> _AIM_
Word for word, set down the records and skip each picture.
* start RAW RECORDS *
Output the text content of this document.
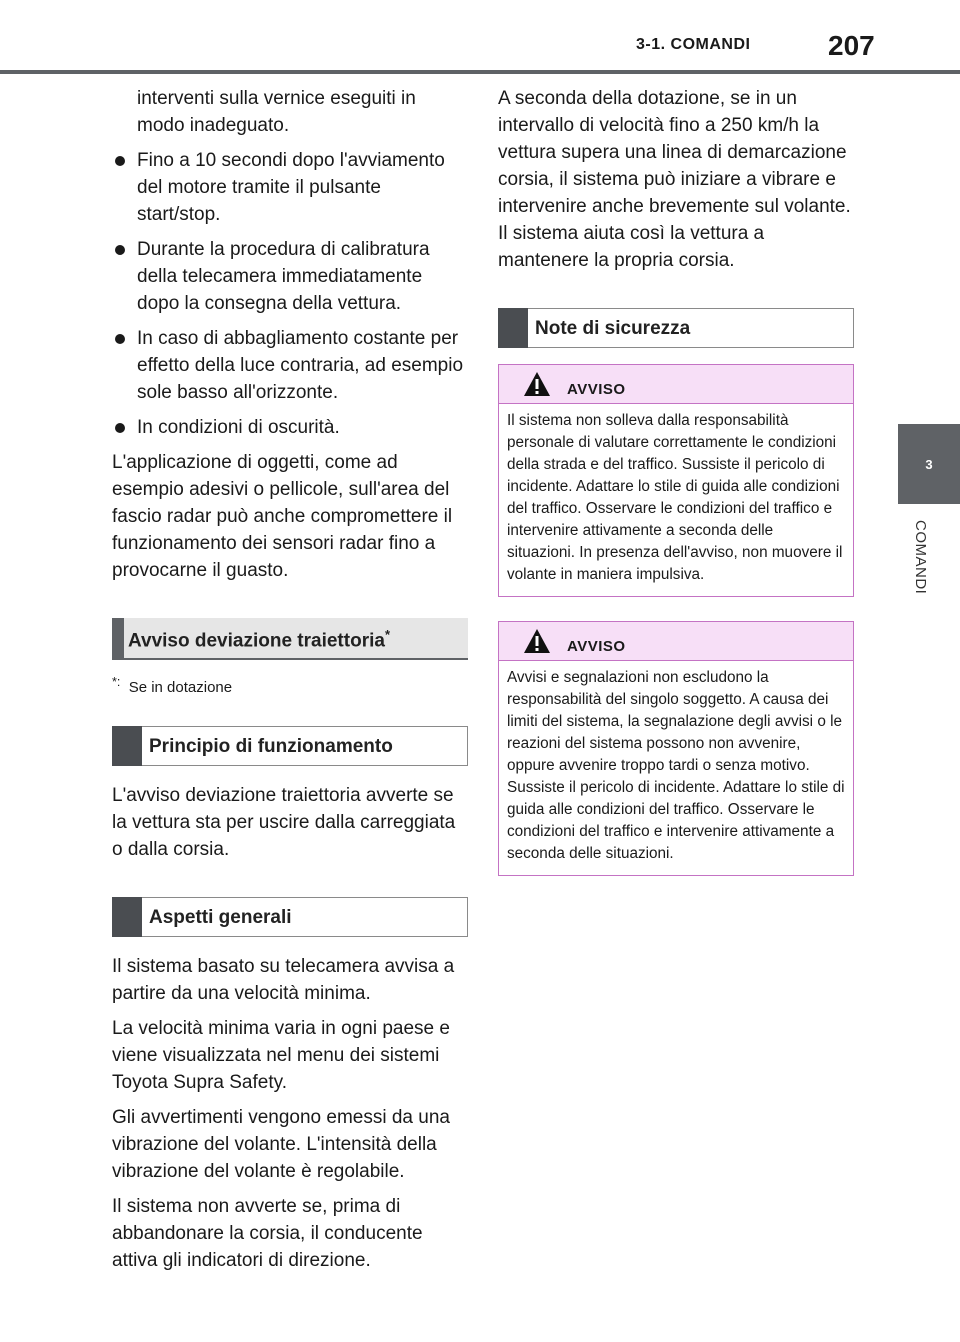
3-1. COMANDI	207
3
COMANDI

interventi sulla vernice eseguiti in modo inadeguato.

Fino a 10 secondi dopo l'avviamento del motore tramite il pulsante start/stop.
Durante la procedura di calibratura della telecamera immediatamente dopo la consegna della vettura.
In caso di abbagliamento costante per effetto della luce contraria, ad esempio sole basso all'orizzonte.
In condizioni di oscurità.

L'applicazione di oggetti, come ad esempio adesivi o pellicole, sull'area del fascio radar può anche compromettere il funzionamento dei sensori radar fino a provocarne il guasto.

Avviso deviazione traiettoria*

*: Se in dotazione

Principio di funzionamento

L'avviso deviazione traiettoria avverte se la vettura sta per uscire dalla carreggiata o dalla corsia.

Aspetti generali

Il sistema basato su telecamera avvisa a partire da una velocità minima.

La velocità minima varia in ogni paese e viene visualizzata nel menu dei sistemi Toyota Supra Safety.

Gli avvertimenti vengono emessi da una vibrazione del volante. L'intensità della vibrazione del volante è regolabile.

Il sistema non avverte se, prima di abbandonare la corsia, il conducente attiva gli indicatori di direzione.

A seconda della dotazione, se in un intervallo di velocità fino a 250 km/h la vettura supera una linea di demarcazione corsia, il sistema può iniziare a vibrare e intervenire anche brevemente sul volante. Il sistema aiuta così la vettura a mantenere la propria corsia.

Note di sicurezza
AVVISO
Il sistema non solleva dalla responsabilità personale di valutare correttamente le condizioni della strada e del traffico. Sussiste il pericolo di incidente. Adattare lo stile di guida alle condizioni del traffico. Osservare le condizioni del traffico e intervenire attivamente a seconda delle situazioni. In presenza dell'avviso, non muovere il volante in maniera impulsiva.
AVVISO
Avvisi e segnalazioni non escludono la responsabilità del singolo soggetto. A causa dei limiti del sistema, la segnalazione degli avvisi o le reazioni del sistema possono non avvenire, oppure avvenire troppo tardi o senza motivo. Sussiste il pericolo di incidente. Adattare lo stile di guida alle condizioni del traffico. Osservare le condizioni del traffico e intervenire attivamente a seconda delle situazioni.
* end RAW RECORDS *
> _REPLY_
Output the text content of this document.
3-1. COMANDI	207
3
COMANDI

interventi sulla vernice eseguiti in modo inadeguato.

Fino a 10 secondi dopo l'avviamento del motore tramite il pulsante start/stop.
Durante la procedura di calibratura della telecamera immediatamente dopo la consegna della vettura.
In caso di abbagliamento costante per effetto della luce contraria, ad esempio sole basso all'orizzonte.
In condizioni di oscurità.

L'applicazione di oggetti, come ad esempio adesivi o pellicole, sull'area del fascio radar può anche compromettere il funzionamento dei sensori radar fino a provocarne il guasto.

Avviso deviazione traiettoria*

*: Se in dotazione

Principio di funzionamento

L'avviso deviazione traiettoria avverte se la vettura sta per uscire dalla carreggiata o dalla corsia.

Aspetti generali

Il sistema basato su telecamera avvisa a partire da una velocità minima.

La velocità minima varia in ogni paese e viene visualizzata nel menu dei sistemi Toyota Supra Safety.

Gli avvertimenti vengono emessi da una vibrazione del volante. L'intensità della vibrazione del volante è regolabile.

Il sistema non avverte se, prima di abbandonare la corsia, il conducente attiva gli indicatori di direzione.

A seconda della dotazione, se in un intervallo di velocità fino a 250 km/h la vettura supera una linea di demarcazione corsia, il sistema può iniziare a vibrare e intervenire anche brevemente sul volante. Il sistema aiuta così la vettura a mantenere la propria corsia.

Note di sicurezza
AVVISO
Il sistema non solleva dalla responsabilità personale di valutare correttamente le condizioni della strada e del traffico. Sussiste il pericolo di incidente. Adattare lo stile di guida alle condizioni del traffico. Osservare le condizioni del traffico e intervenire attivamente a seconda delle situazioni. In presenza dell'avviso, non muovere il volante in maniera impulsiva.
AVVISO
Avvisi e segnalazioni non escludono la responsabilità del singolo soggetto. A causa dei limiti del sistema, la segnalazione degli avvisi o le reazioni del sistema possono non avvenire, oppure avvenire troppo tardi o senza motivo. Sussiste il pericolo di incidente. Adattare lo stile di guida alle condizioni del traffico. Osservare le condizioni del traffico e intervenire attivamente a seconda delle situazioni.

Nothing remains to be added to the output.